(Dataset rows about figures)
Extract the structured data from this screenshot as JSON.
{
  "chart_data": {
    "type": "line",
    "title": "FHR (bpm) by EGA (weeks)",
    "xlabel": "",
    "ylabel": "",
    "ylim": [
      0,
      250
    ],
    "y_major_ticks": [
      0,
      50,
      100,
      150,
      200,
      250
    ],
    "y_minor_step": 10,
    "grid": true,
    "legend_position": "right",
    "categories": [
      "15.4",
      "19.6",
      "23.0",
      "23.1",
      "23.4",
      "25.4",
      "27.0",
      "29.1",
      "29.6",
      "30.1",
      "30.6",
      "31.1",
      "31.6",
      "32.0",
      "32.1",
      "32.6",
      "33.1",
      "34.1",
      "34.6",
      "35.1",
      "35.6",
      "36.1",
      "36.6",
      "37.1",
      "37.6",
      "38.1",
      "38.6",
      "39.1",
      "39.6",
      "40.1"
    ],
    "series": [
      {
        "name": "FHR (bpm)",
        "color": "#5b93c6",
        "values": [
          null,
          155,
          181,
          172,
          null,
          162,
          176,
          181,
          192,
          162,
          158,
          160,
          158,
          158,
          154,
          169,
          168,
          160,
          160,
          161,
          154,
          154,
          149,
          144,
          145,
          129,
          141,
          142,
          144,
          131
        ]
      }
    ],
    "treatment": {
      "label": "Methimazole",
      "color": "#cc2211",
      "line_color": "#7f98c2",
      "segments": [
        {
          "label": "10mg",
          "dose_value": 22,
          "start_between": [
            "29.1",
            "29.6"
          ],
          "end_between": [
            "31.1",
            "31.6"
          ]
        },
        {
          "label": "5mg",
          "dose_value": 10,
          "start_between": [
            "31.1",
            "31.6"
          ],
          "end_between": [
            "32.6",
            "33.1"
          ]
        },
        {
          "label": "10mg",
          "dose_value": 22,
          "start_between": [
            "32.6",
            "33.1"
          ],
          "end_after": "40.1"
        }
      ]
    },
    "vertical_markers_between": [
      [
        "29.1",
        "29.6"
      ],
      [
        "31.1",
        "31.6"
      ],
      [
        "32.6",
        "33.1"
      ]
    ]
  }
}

### Work instructions
Write out the material from the first line to the last, exactly.

### Task solution
Extract the structured data from this screenshot as JSON.
{
  "chart_data": {
    "type": "line",
    "title": "FHR (bpm) by EGA (weeks)",
    "xlabel": "",
    "ylabel": "",
    "ylim": [
      0,
      250
    ],
    "y_major_ticks": [
      0,
      50,
      100,
      150,
      200,
      250
    ],
    "y_minor_step": 10,
    "grid": true,
    "legend_position": "right",
    "categories": [
      "15.4",
      "19.6",
      "23.0",
      "23.1",
      "23.4",
      "25.4",
      "27.0",
      "29.1",
      "29.6",
      "30.1",
      "30.6",
      "31.1",
      "31.6",
      "32.0",
      "32.1",
      "32.6",
      "33.1",
      "34.1",
      "34.6",
      "35.1",
      "35.6",
      "36.1",
      "36.6",
      "37.1",
      "37.6",
      "38.1",
      "38.6",
      "39.1",
      "39.6",
      "40.1"
    ],
    "series": [
      {
        "name": "FHR (bpm)",
        "color": "#5b93c6",
        "values": [
          null,
          155,
          181,
          172,
          null,
          162,
          176,
          181,
          192,
          162,
          158,
          160,
          158,
          158,
          154,
          169,
          168,
          160,
          160,
          161,
          154,
          154,
          149,
          144,
          145,
          129,
          141,
          142,
          144,
          131
        ]
      }
    ],
    "treatment": {
      "label": "Methimazole",
      "color": "#cc2211",
      "line_color": "#7f98c2",
      "segments": [
        {
          "label": "10mg",
          "dose_value": 22,
          "start_between": [
            "29.1",
            "29.6"
          ],
          "end_between": [
            "31.1",
            "31.6"
          ]
        },
        {
          "label": "5mg",
          "dose_value": 10,
          "start_between": [
            "31.1",
            "31.6"
          ],
          "end_between": [
            "32.6",
            "33.1"
          ]
        },
        {
          "label": "10mg",
          "dose_value": 22,
          "start_between": [
            "32.6",
            "33.1"
          ],
          "end_after": "40.1"
        }
      ]
    },
    "vertical_markers_between": [
      [
        "29.1",
        "29.6"
      ],
      [
        "31.1",
        "31.6"
      ],
      [
        "32.6",
        "33.1"
      ]
    ]
  }
}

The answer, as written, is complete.